• Exercise inputs
______

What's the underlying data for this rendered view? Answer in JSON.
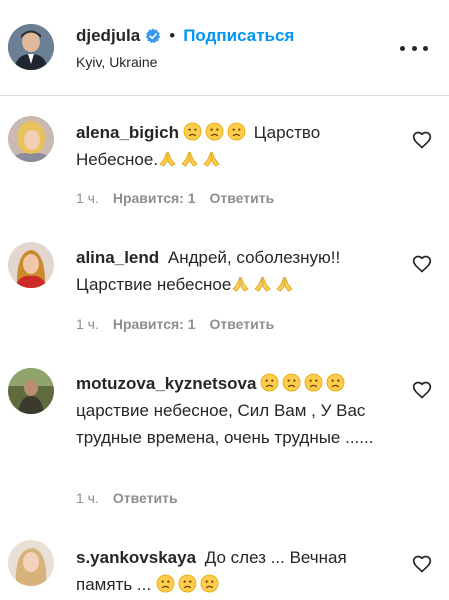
{
  "post": {
    "username": "djedjula",
    "follow_label": "Подписаться",
    "separator": "•",
    "location": "Kyiv, Ukraine"
  },
  "comments": [
    {
      "author": "alena_bigich",
      "text_before": "",
      "emoji_after_author": [
        "sad-face",
        "sad-face",
        "sad-face"
      ],
      "text": "Царство Небесное.",
      "emoji_after_text": [
        "folded-hands",
        "folded-hands",
        "folded-hands"
      ],
      "time": "1 ч.",
      "likes": "Нравится: 1",
      "reply": "Ответить"
    },
    {
      "author": "alina_lend",
      "text": "Андрей, соболезную!! Царствие небесное",
      "emoji_after_text": [
        "folded-hands",
        "folded-hands",
        "folded-hands"
      ],
      "time": "1 ч.",
      "likes": "Нравится: 1",
      "reply": "Ответить"
    },
    {
      "author": "motuzova_kyznetsova",
      "emoji_after_author": [
        "sad-face",
        "sad-face",
        "sad-face",
        "sad-face"
      ],
      "text": "царствие небесное, Сил Вам , У Вас трудные времена, очень трудные ......",
      "time": "1 ч.",
      "reply": "Ответить"
    },
    {
      "author": "s.yankovskaya",
      "text": "До слез ... Вечная память ...",
      "emoji_after_text": [
        "sad-face",
        "sad-face",
        "sad-face"
      ]
    }
  ],
  "colors": {
    "link_blue": "#0095f6",
    "meta_gray": "#8e8e8e",
    "text": "#262626",
    "emoji_yellow": "#ffcc4d"
  }
}
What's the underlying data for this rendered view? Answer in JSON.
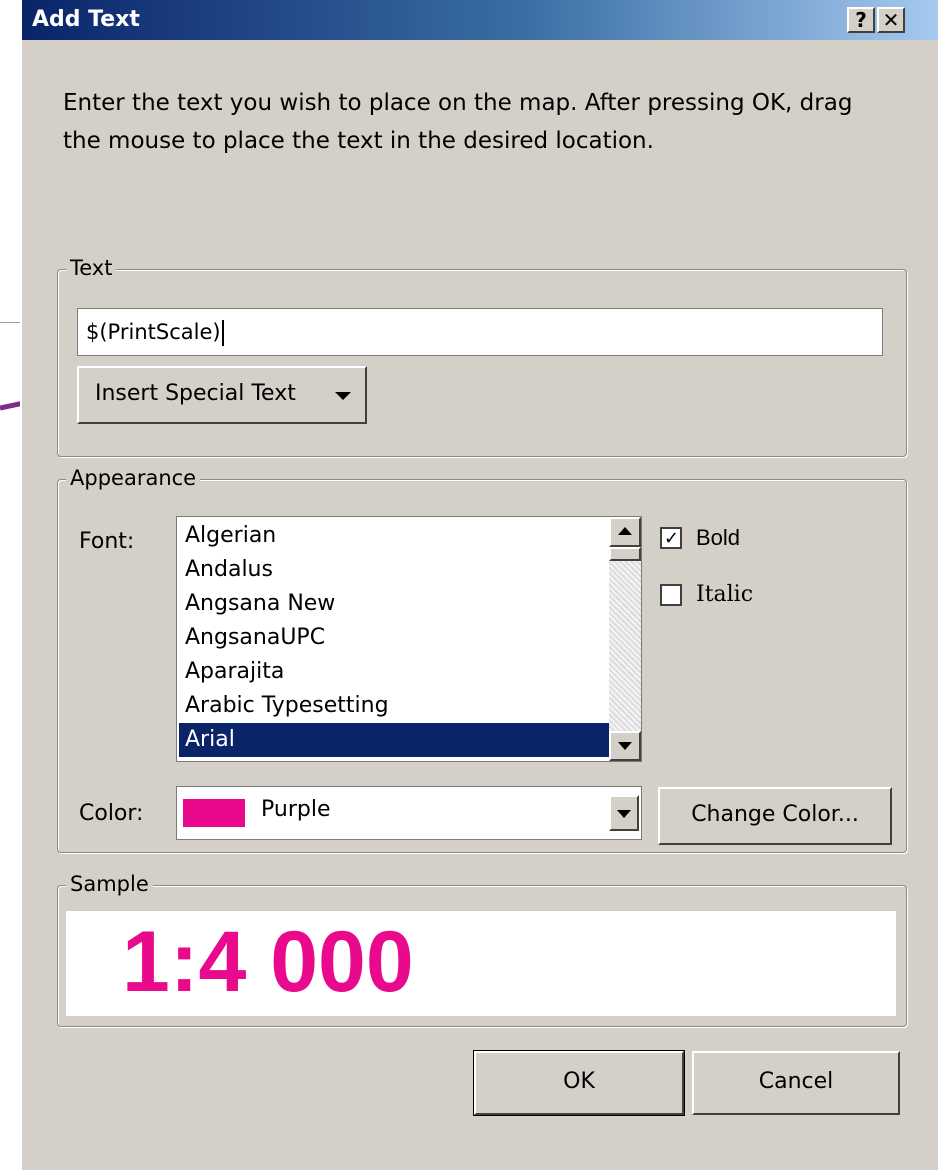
{
  "window": {
    "title": "Add Text",
    "help_glyph": "?",
    "close_glyph": "✕"
  },
  "instructions": "Enter the text you wish to place on the map. After pressing OK, drag the mouse to place the text in the desired location.",
  "text_group": {
    "label": "Text",
    "input_value": "$(PrintScale)",
    "insert_button_label": "Insert Special Text"
  },
  "appearance": {
    "label": "Appearance",
    "font_label": "Font:",
    "fonts": [
      "Algerian",
      "Andalus",
      "Angsana New",
      "AngsanaUPC",
      "Aparajita",
      "Arabic Typesetting",
      "Arial"
    ],
    "selected_font": "Arial",
    "bold_label": "Bold",
    "bold_checked": true,
    "italic_label": "Italic",
    "italic_checked": false,
    "color_label": "Color:",
    "color_name": "Purple",
    "color_hex": "#e8098c",
    "change_color_label": "Change Color..."
  },
  "sample": {
    "label": "Sample",
    "text": "1:4 000",
    "color_hex": "#e8098c"
  },
  "buttons": {
    "ok": "OK",
    "cancel": "Cancel"
  },
  "annotation_color": "#7b2d8e"
}
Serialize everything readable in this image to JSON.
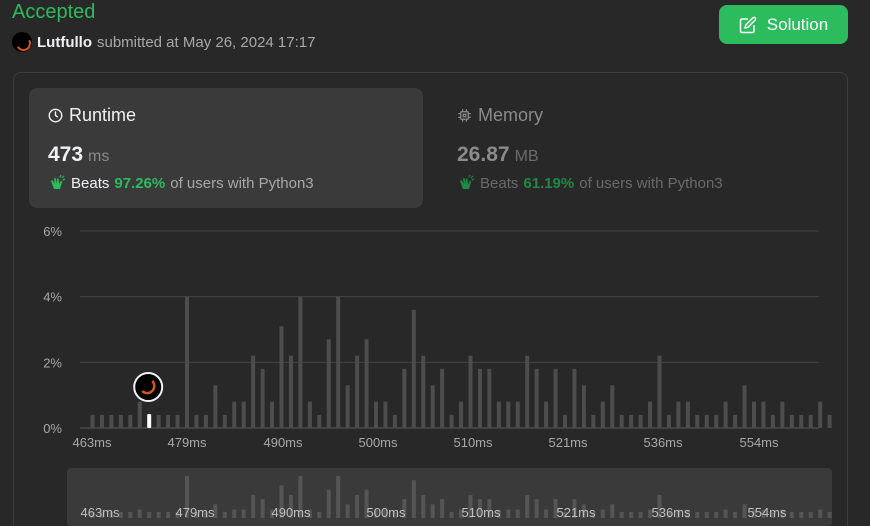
{
  "header": {
    "status": "Accepted",
    "username": "Lutfullo",
    "submitted_text": "submitted at May 26, 2024 17:17",
    "solution_label": "Solution"
  },
  "runtime": {
    "label": "Runtime",
    "value": "473",
    "unit": "ms",
    "beats_word": "Beats",
    "beats_pct": "97.26%",
    "beats_rest": "of users with Python3"
  },
  "memory": {
    "label": "Memory",
    "value": "26.87",
    "unit": "MB",
    "beats_word": "Beats",
    "beats_pct": "61.19%",
    "beats_rest": "of users with Python3"
  },
  "colors": {
    "accent_green": "#2cbb5d",
    "bar": "#4d4d4d",
    "highlight_bar": "#ffffff",
    "avatar_ring": "#d5561c"
  },
  "chart_data": {
    "type": "bar",
    "ylim": [
      0,
      6
    ],
    "yticks": [
      "6%",
      "4%",
      "2%",
      "0%"
    ],
    "xticks": [
      "463ms",
      "479ms",
      "490ms",
      "500ms",
      "510ms",
      "521ms",
      "536ms",
      "554ms"
    ],
    "highlight_index": 6,
    "highlight_value": "473ms",
    "values": [
      0.4,
      0.4,
      0.4,
      0.4,
      0.4,
      0.8,
      0.4,
      0.4,
      0.4,
      0.4,
      4.0,
      0.4,
      0.4,
      1.3,
      0.4,
      0.8,
      0.8,
      2.2,
      1.8,
      0.8,
      3.1,
      2.2,
      4.0,
      0.8,
      0.4,
      2.7,
      4.0,
      1.3,
      2.2,
      2.7,
      0.8,
      0.8,
      0.4,
      1.8,
      3.6,
      2.2,
      1.3,
      1.8,
      0.4,
      0.8,
      2.2,
      1.8,
      1.8,
      0.8,
      0.8,
      0.8,
      2.2,
      1.8,
      0.8,
      1.8,
      0.4,
      1.8,
      1.3,
      0.4,
      0.8,
      1.3,
      0.4,
      0.4,
      0.4,
      0.8,
      2.2,
      0.4,
      0.8,
      0.8,
      0.4,
      0.4,
      0.4,
      0.8,
      0.4,
      1.3,
      0.8,
      0.8,
      0.4,
      0.8,
      0.4,
      0.4,
      0.4,
      0.8,
      0.4
    ]
  }
}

______

• Required work
Leave out the pictures, and give all the records again exactly.

• Solution to the exercise
What's the underlying data for this rendered view? Answer in JSON.
{
  "post": {
    "username": "djedjula",
    "follow_label": "Подписаться",
    "separator": "•",
    "location": "Kyiv, Ukraine"
  },
  "comments": [
    {
      "author": "alena_bigich",
      "text_before": "",
      "emoji_after_author": [
        "sad-face",
        "sad-face",
        "sad-face"
      ],
      "text": "Царство Небесное.",
      "emoji_after_text": [
        "folded-hands",
        "folded-hands",
        "folded-hands"
      ],
      "time": "1 ч.",
      "likes": "Нравится: 1",
      "reply": "Ответить"
    },
    {
      "author": "alina_lend",
      "text": "Андрей, соболезную!! Царствие небесное",
      "emoji_after_text": [
        "folded-hands",
        "folded-hands",
        "folded-hands"
      ],
      "time": "1 ч.",
      "likes": "Нравится: 1",
      "reply": "Ответить"
    },
    {
      "author": "motuzova_kyznetsova",
      "emoji_after_author": [
        "sad-face",
        "sad-face",
        "sad-face",
        "sad-face"
      ],
      "text": "царствие небесное, Сил Вам , У Вас трудные времена, очень трудные ......",
      "time": "1 ч.",
      "reply": "Ответить"
    },
    {
      "author": "s.yankovskaya",
      "text": "До слез ... Вечная память ...",
      "emoji_after_text": [
        "sad-face",
        "sad-face",
        "sad-face"
      ]
    }
  ],
  "colors": {
    "link_blue": "#0095f6",
    "meta_gray": "#8e8e8e",
    "text": "#262626",
    "emoji_yellow": "#ffcc4d"
  }
}
What's the underlying data for this rendered view? Answer in JSON.
{
  "window": {
    "title": "Add Text",
    "help_glyph": "?",
    "close_glyph": "✕"
  },
  "instructions": "Enter the text you wish to place on the map. After pressing OK, drag the mouse to place the text in the desired location.",
  "text_group": {
    "label": "Text",
    "input_value": "$(PrintScale)",
    "insert_button_label": "Insert Special Text"
  },
  "appearance": {
    "label": "Appearance",
    "font_label": "Font:",
    "fonts": [
      "Algerian",
      "Andalus",
      "Angsana New",
      "AngsanaUPC",
      "Aparajita",
      "Arabic Typesetting",
      "Arial"
    ],
    "selected_font": "Arial",
    "bold_label": "Bold",
    "bold_checked": true,
    "italic_label": "Italic",
    "italic_checked": false,
    "color_label": "Color:",
    "color_name": "Purple",
    "color_hex": "#e8098c",
    "change_color_label": "Change Color..."
  },
  "sample": {
    "label": "Sample",
    "text": "1:4 000",
    "color_hex": "#e8098c"
  },
  "buttons": {
    "ok": "OK",
    "cancel": "Cancel"
  },
  "annotation_color": "#7b2d8e"
}
Serialize everything readable in this image to JSON.
{
  "header": {
    "status": "Accepted",
    "username": "Lutfullo",
    "submitted_text": "submitted at May 26, 2024 17:17",
    "solution_label": "Solution"
  },
  "runtime": {
    "label": "Runtime",
    "value": "473",
    "unit": "ms",
    "beats_word": "Beats",
    "beats_pct": "97.26%",
    "beats_rest": "of users with Python3"
  },
  "memory": {
    "label": "Memory",
    "value": "26.87",
    "unit": "MB",
    "beats_word": "Beats",
    "beats_pct": "61.19%",
    "beats_rest": "of users with Python3"
  },
  "colors": {
    "accent_green": "#2cbb5d",
    "bar": "#4d4d4d",
    "highlight_bar": "#ffffff",
    "avatar_ring": "#d5561c"
  },
  "chart_data": {
    "type": "bar",
    "ylim": [
      0,
      6
    ],
    "yticks": [
      "6%",
      "4%",
      "2%",
      "0%"
    ],
    "xticks": [
      "463ms",
      "479ms",
      "490ms",
      "500ms",
      "510ms",
      "521ms",
      "536ms",
      "554ms"
    ],
    "highlight_index": 6,
    "highlight_value": "473ms",
    "values": [
      0.4,
      0.4,
      0.4,
      0.4,
      0.4,
      0.8,
      0.4,
      0.4,
      0.4,
      0.4,
      4.0,
      0.4,
      0.4,
      1.3,
      0.4,
      0.8,
      0.8,
      2.2,
      1.8,
      0.8,
      3.1,
      2.2,
      4.0,
      0.8,
      0.4,
      2.7,
      4.0,
      1.3,
      2.2,
      2.7,
      0.8,
      0.8,
      0.4,
      1.8,
      3.6,
      2.2,
      1.3,
      1.8,
      0.4,
      0.8,
      2.2,
      1.8,
      1.8,
      0.8,
      0.8,
      0.8,
      2.2,
      1.8,
      0.8,
      1.8,
      0.4,
      1.8,
      1.3,
      0.4,
      0.8,
      1.3,
      0.4,
      0.4,
      0.4,
      0.8,
      2.2,
      0.4,
      0.8,
      0.8,
      0.4,
      0.4,
      0.4,
      0.8,
      0.4,
      1.3,
      0.8,
      0.8,
      0.4,
      0.8,
      0.4,
      0.4,
      0.4,
      0.8,
      0.4
    ]
  }
}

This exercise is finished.